(Collected data entries)
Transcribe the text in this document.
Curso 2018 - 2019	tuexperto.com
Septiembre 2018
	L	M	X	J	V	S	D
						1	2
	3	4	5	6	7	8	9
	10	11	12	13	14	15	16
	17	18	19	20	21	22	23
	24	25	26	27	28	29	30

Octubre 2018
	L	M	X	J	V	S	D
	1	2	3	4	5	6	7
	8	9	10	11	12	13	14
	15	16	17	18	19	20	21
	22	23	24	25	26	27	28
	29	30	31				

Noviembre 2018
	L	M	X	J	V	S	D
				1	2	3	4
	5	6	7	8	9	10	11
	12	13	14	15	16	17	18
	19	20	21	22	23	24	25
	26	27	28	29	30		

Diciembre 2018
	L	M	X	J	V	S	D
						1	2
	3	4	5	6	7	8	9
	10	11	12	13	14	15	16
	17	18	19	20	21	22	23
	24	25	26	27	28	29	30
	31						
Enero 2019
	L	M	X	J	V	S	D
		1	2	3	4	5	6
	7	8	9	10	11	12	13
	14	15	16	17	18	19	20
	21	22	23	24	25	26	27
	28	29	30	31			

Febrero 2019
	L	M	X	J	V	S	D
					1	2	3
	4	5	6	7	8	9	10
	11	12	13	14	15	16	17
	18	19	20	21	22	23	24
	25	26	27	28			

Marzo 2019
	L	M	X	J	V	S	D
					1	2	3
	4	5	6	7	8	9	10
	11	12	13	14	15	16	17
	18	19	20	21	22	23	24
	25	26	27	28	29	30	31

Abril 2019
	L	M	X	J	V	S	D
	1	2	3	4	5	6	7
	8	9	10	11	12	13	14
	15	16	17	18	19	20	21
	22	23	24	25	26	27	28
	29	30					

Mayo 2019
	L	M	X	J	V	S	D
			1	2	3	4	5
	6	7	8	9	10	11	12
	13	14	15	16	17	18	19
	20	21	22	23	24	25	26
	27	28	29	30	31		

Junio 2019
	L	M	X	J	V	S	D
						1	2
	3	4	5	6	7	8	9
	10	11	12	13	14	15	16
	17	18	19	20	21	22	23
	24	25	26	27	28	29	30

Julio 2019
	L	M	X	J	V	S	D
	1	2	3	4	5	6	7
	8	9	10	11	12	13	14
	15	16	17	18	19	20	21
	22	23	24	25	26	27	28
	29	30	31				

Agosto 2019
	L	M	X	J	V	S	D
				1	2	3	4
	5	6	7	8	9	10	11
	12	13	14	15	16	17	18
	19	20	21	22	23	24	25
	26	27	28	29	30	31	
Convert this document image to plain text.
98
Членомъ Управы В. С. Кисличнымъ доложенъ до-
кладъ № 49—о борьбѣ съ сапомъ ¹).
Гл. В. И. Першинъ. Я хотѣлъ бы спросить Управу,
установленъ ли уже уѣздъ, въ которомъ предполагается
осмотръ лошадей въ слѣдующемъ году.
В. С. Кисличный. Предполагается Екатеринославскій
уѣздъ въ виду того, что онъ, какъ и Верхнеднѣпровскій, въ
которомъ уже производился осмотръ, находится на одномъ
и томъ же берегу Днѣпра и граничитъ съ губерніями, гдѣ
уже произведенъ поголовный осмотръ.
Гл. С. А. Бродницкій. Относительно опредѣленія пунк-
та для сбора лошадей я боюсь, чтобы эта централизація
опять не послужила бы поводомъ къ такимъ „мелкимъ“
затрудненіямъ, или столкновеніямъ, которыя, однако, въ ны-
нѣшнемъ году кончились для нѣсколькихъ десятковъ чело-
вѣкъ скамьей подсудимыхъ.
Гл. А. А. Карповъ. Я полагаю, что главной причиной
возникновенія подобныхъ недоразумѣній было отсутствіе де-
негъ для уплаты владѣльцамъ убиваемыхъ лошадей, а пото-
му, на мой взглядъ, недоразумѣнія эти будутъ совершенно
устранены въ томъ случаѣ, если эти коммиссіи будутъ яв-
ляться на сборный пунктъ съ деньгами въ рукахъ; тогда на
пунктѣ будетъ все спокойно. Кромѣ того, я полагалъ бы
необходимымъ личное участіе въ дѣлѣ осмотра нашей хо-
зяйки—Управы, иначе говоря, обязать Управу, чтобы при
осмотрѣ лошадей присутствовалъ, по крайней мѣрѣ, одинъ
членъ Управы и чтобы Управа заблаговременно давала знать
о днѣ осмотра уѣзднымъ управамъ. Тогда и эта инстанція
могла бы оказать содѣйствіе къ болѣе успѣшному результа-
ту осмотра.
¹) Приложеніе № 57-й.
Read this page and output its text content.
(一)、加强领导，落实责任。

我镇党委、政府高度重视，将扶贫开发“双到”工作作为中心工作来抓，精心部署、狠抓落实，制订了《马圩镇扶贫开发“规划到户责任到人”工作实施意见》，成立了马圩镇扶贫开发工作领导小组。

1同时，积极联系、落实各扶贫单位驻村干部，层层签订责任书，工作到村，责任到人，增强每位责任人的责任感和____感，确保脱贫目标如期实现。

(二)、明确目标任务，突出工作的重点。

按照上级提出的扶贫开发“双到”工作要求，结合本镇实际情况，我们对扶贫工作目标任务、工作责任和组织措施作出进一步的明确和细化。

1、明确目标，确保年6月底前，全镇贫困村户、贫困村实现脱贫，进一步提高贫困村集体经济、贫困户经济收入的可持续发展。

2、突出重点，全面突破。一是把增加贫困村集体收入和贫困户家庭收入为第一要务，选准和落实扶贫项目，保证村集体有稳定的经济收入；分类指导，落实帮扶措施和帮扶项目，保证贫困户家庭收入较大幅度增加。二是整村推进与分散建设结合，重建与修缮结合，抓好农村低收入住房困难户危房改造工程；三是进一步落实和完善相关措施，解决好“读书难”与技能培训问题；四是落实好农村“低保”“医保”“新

» WHAT TO PRODUCE: Recite the full listing above exactly.

» EXPECTED ANSWER:
Transcribe the text in this document.
Curso 2018 - 2019	tuexperto.com
Septiembre 2018
	L	M	X	J	V	S	D
						1	2
	3	4	5	6	7	8	9
	10	11	12	13	14	15	16
	17	18	19	20	21	22	23
	24	25	26	27	28	29	30

Octubre 2018
	L	M	X	J	V	S	D
	1	2	3	4	5	6	7
	8	9	10	11	12	13	14
	15	16	17	18	19	20	21
	22	23	24	25	26	27	28
	29	30	31				

Noviembre 2018
	L	M	X	J	V	S	D
				1	2	3	4
	5	6	7	8	9	10	11
	12	13	14	15	16	17	18
	19	20	21	22	23	24	25
	26	27	28	29	30		

Diciembre 2018
	L	M	X	J	V	S	D
						1	2
	3	4	5	6	7	8	9
	10	11	12	13	14	15	16
	17	18	19	20	21	22	23
	24	25	26	27	28	29	30
	31						
Enero 2019
	L	M	X	J	V	S	D
		1	2	3	4	5	6
	7	8	9	10	11	12	13
	14	15	16	17	18	19	20
	21	22	23	24	25	26	27
	28	29	30	31			

Febrero 2019
	L	M	X	J	V	S	D
					1	2	3
	4	5	6	7	8	9	10
	11	12	13	14	15	16	17
	18	19	20	21	22	23	24
	25	26	27	28			

Marzo 2019
	L	M	X	J	V	S	D
					1	2	3
	4	5	6	7	8	9	10
	11	12	13	14	15	16	17
	18	19	20	21	22	23	24
	25	26	27	28	29	30	31

Abril 2019
	L	M	X	J	V	S	D
	1	2	3	4	5	6	7
	8	9	10	11	12	13	14
	15	16	17	18	19	20	21
	22	23	24	25	26	27	28
	29	30					

Mayo 2019
	L	M	X	J	V	S	D
			1	2	3	4	5
	6	7	8	9	10	11	12
	13	14	15	16	17	18	19
	20	21	22	23	24	25	26
	27	28	29	30	31		

Junio 2019
	L	M	X	J	V	S	D
						1	2
	3	4	5	6	7	8	9
	10	11	12	13	14	15	16
	17	18	19	20	21	22	23
	24	25	26	27	28	29	30

Julio 2019
	L	M	X	J	V	S	D
	1	2	3	4	5	6	7
	8	9	10	11	12	13	14
	15	16	17	18	19	20	21
	22	23	24	25	26	27	28
	29	30	31				

Agosto 2019
	L	M	X	J	V	S	D
				1	2	3	4
	5	6	7	8	9	10	11
	12	13	14	15	16	17	18
	19	20	21	22	23	24	25
	26	27	28	29	30	31	
Convert this document image to plain text.
98
Членомъ Управы В. С. Кисличнымъ доложенъ до-
кладъ № 49—о борьбѣ съ сапомъ ¹).
Гл. В. И. Першинъ. Я хотѣлъ бы спросить Управу,
установленъ ли уже уѣздъ, въ которомъ предполагается
осмотръ лошадей въ слѣдующемъ году.
В. С. Кисличный. Предполагается Екатеринославскій
уѣздъ въ виду того, что онъ, какъ и Верхнеднѣпровскій, въ
которомъ уже производился осмотръ, находится на одномъ
и томъ же берегу Днѣпра и граничитъ съ губерніями, гдѣ
уже произведенъ поголовный осмотръ.
Гл. С. А. Бродницкій. Относительно опредѣленія пунк-
та для сбора лошадей я боюсь, чтобы эта централизація
опять не послужила бы поводомъ къ такимъ „мелкимъ“
затрудненіямъ, или столкновеніямъ, которыя, однако, въ ны-
нѣшнемъ году кончились для нѣсколькихъ десятковъ чело-
вѣкъ скамьей подсудимыхъ.
Гл. А. А. Карповъ. Я полагаю, что главной причиной
возникновенія подобныхъ недоразумѣній было отсутствіе де-
негъ для уплаты владѣльцамъ убиваемыхъ лошадей, а пото-
му, на мой взглядъ, недоразумѣнія эти будутъ совершенно
устранены въ томъ случаѣ, если эти коммиссіи будутъ яв-
ляться на сборный пунктъ съ деньгами въ рукахъ; тогда на
пунктѣ будетъ все спокойно. Кромѣ того, я полагалъ бы
необходимымъ личное участіе въ дѣлѣ осмотра нашей хо-
зяйки—Управы, иначе говоря, обязать Управу, чтобы при
осмотрѣ лошадей присутствовалъ, по крайней мѣрѣ, одинъ
членъ Управы и чтобы Управа заблаговременно давала знать
о днѣ осмотра уѣзднымъ управамъ. Тогда и эта инстанція
могла бы оказать содѣйствіе къ болѣе успѣшному результа-
ту осмотра.
¹) Приложеніе № 57-й.
Read this page and output its text content.
(一)、加强领导，落实责任。

我镇党委、政府高度重视，将扶贫开发“双到”工作作为中心工作来抓，精心部署、狠抓落实，制订了《马圩镇扶贫开发“规划到户责任到人”工作实施意见》，成立了马圩镇扶贫开发工作领导小组。

1同时，积极联系、落实各扶贫单位驻村干部，层层签订责任书，工作到村，责任到人，增强每位责任人的责任感和____感，确保脱贫目标如期实现。

(二)、明确目标任务，突出工作的重点。

按照上级提出的扶贫开发“双到”工作要求，结合本镇实际情况，我们对扶贫工作目标任务、工作责任和组织措施作出进一步的明确和细化。

1、明确目标，确保年6月底前，全镇贫困村户、贫困村实现脱贫，进一步提高贫困村集体经济、贫困户经济收入的可持续发展。

2、突出重点，全面突破。一是把增加贫困村集体收入和贫困户家庭收入为第一要务，选准和落实扶贫项目，保证村集体有稳定的经济收入；分类指导，落实帮扶措施和帮扶项目，保证贫困户家庭收入较大幅度增加。二是整村推进与分散建设结合，重建与修缮结合，抓好农村低收入住房困难户危房改造工程；三是进一步落实和完善相关措施，解决好“读书难”与技能培训问题；四是落实好农村“低保”“医保”“新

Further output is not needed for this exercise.